**PARTS OF THE EXERCISE**
1: In the passage on central bank reserves, copy out word for word the section starting with "One graph, I" and going on through "slightly different story).".
2: Render this sentence from the passage on central bank reserves in Spanish: "In dollar terms, global reserve growth slowed in 2005."
3: According to the passage on central bank reserves, why did the apparent fall in global reserve growth not look like a real slowdown? Answer in one to three sentences.

**TEXT EXCERPT**
** START **

The basic story that emerges from the US data – and the global data published by the IMF – is that central bank reserve growth and central bank financing of the US soared from 2001 through 2004.    Central bank inflows and global reserve growth (measured in dollar terms) both peaked in 2004.  And from what we know – and everyone now recognizes that there is a lot that we don’t know because of holes in the IMF’s data – the growth in dollar reserves peaked in 2004 as well.    In 2005, recorded central bank inflows into the US, global reservesgrowth (in dollar terms) and, from what we know, dollar reserve growth all slowed a bit.

I have challenged some key aspects of that data.   The fall in official inflows to the US seemed too large to be fully believable, at least to me.    And the fall in global reserve growth seemed to be more a product of moves in the euro/ dollar – and Saudi Arabia’s narrow definition of its reserves – than of a real fall off in the pace of global reserve growth.   The only part of the story that does seem true is that central banks bought more euros and fewer dollars in 2005.

One graph, I think, is enough to make my point about the impact of valuation gains.    In dollar terms, global reserve growth slowed in 2005.   But not in euro terms.   The growth in the world’s reserves – measured in euros – set a record (the growth in euro-denominated reserves also set a record, but that is a slightly different story).

global_reserves_1

If adjustments are made for valuation, all of the Saudi Monetary Agency’s foreign assets are added in and the reserves transferred to a Chinese state bank are counted, global reserve growth in 2005 more or less matched 2004’s record levels.

** END **

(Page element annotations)
** START **

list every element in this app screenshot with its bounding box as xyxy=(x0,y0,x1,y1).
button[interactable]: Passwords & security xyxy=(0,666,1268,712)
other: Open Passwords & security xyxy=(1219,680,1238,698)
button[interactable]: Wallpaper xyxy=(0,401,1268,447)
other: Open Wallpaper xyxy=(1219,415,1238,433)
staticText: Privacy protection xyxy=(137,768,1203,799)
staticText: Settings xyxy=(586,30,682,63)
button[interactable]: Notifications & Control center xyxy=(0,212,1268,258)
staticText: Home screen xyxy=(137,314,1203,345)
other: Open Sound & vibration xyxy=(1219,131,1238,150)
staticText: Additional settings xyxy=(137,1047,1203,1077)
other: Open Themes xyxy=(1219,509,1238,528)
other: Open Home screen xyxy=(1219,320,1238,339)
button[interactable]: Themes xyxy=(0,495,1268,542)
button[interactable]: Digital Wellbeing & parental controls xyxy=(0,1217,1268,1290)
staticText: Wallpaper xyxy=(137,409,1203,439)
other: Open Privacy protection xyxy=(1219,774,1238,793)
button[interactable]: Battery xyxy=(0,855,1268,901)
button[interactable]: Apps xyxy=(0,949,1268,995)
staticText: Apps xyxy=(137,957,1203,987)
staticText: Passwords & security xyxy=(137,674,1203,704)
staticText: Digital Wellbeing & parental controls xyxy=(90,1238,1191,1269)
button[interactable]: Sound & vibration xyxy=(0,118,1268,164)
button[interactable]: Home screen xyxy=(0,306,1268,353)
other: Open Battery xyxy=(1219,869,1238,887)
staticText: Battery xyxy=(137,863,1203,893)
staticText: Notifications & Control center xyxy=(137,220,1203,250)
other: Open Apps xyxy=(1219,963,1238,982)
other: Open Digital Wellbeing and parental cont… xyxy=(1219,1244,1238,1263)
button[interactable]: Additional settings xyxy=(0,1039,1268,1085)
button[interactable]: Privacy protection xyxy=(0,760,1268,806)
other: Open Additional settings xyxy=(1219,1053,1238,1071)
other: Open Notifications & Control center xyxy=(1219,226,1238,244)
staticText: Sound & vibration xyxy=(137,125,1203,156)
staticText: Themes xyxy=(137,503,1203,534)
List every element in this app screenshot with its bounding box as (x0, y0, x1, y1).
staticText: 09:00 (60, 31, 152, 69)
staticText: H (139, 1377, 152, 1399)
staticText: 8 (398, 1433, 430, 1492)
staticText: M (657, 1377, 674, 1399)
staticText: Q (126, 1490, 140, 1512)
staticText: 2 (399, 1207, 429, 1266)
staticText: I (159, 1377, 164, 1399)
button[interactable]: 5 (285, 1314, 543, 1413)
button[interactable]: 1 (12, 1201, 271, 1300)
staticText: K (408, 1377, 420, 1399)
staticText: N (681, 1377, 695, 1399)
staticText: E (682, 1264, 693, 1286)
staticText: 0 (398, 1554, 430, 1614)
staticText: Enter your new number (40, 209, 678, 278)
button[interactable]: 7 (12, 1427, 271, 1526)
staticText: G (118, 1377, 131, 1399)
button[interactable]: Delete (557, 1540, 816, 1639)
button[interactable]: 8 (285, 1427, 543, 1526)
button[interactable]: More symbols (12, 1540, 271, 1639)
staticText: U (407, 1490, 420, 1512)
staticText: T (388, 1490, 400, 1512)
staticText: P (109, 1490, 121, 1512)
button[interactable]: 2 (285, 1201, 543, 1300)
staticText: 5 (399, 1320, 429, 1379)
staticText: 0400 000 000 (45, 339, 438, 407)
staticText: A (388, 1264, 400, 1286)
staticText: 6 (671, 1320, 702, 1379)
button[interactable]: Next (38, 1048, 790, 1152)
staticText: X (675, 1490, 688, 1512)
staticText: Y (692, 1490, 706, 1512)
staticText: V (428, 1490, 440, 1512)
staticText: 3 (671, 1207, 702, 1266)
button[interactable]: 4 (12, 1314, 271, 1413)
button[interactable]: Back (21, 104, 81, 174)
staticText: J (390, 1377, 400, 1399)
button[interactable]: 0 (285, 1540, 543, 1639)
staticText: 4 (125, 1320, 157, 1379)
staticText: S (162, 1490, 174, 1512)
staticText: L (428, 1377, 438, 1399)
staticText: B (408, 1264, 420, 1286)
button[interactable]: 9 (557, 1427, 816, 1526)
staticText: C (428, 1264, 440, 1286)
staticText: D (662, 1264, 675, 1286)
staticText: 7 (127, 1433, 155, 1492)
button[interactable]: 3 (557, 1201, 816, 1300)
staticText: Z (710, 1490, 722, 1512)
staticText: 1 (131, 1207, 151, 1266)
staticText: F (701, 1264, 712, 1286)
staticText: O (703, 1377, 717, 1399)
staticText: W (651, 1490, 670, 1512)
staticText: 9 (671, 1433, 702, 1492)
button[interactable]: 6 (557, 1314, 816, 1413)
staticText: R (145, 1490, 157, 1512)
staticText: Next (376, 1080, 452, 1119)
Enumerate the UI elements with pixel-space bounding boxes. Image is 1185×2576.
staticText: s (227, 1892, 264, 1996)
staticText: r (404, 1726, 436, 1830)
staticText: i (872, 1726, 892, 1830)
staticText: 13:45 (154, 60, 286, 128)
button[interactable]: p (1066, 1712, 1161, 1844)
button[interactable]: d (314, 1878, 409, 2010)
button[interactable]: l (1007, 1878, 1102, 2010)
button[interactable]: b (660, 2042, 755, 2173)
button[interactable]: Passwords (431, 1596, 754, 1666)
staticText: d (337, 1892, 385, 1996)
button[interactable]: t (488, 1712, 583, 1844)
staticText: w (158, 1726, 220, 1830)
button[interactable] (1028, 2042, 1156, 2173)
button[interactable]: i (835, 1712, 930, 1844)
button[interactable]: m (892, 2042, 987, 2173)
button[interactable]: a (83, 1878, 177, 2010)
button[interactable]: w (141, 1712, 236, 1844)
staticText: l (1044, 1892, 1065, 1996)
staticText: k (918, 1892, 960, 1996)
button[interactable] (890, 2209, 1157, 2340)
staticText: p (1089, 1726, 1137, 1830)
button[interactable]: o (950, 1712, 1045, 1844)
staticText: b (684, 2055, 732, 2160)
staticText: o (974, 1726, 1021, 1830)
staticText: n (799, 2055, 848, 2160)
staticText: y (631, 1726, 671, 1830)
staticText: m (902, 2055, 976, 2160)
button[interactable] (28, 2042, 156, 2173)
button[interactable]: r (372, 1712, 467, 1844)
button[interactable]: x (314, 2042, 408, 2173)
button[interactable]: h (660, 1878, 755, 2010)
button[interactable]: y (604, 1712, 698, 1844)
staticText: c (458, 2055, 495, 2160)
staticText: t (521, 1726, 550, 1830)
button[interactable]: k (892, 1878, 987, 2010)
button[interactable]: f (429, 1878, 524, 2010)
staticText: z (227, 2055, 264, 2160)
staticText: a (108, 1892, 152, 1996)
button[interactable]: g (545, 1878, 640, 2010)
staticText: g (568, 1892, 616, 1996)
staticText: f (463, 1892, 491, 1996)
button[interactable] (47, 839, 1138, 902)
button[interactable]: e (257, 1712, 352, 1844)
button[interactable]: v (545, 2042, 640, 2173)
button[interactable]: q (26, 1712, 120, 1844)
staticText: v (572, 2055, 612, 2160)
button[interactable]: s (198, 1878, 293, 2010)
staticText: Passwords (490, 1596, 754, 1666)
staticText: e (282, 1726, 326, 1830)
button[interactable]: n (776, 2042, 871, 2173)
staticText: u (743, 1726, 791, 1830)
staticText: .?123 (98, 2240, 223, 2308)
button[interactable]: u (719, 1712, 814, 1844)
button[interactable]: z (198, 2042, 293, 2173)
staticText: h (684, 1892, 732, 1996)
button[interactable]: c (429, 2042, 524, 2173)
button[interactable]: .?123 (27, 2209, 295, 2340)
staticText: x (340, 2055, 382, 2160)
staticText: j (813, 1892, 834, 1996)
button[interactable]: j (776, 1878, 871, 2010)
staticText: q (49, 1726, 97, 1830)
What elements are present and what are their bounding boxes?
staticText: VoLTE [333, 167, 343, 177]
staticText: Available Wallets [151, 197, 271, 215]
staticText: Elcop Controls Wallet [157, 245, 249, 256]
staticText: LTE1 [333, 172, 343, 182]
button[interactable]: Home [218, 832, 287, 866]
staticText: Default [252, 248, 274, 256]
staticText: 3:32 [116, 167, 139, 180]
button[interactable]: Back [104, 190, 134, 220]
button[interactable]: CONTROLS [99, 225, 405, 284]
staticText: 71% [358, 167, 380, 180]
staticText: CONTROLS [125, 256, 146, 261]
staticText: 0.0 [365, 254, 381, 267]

** END **

**TASK SOLUTIONS**
1:
One graph, I think, is enough to make my point about the impact of valuation gains.    In dollar terms, global reserve growth slowed in 2005.   But not in euro terms.   The growth in the world’s reserves – measured in euros – set a record (the growth in euro-denominated reserves also set a record, but that is a slightly different story).

2: En términos de dólares, el crecimiento de las reservas mundiales se desaceleró en 2005.

3: The fall seemed to come more from moves in the euro/dollar exchange rate and from Saudi Arabia's narrow definition of its reserves than from any real drop in the pace of reserve growth. Measured in euros, the growth in the world's reserves actually set a record in 2005.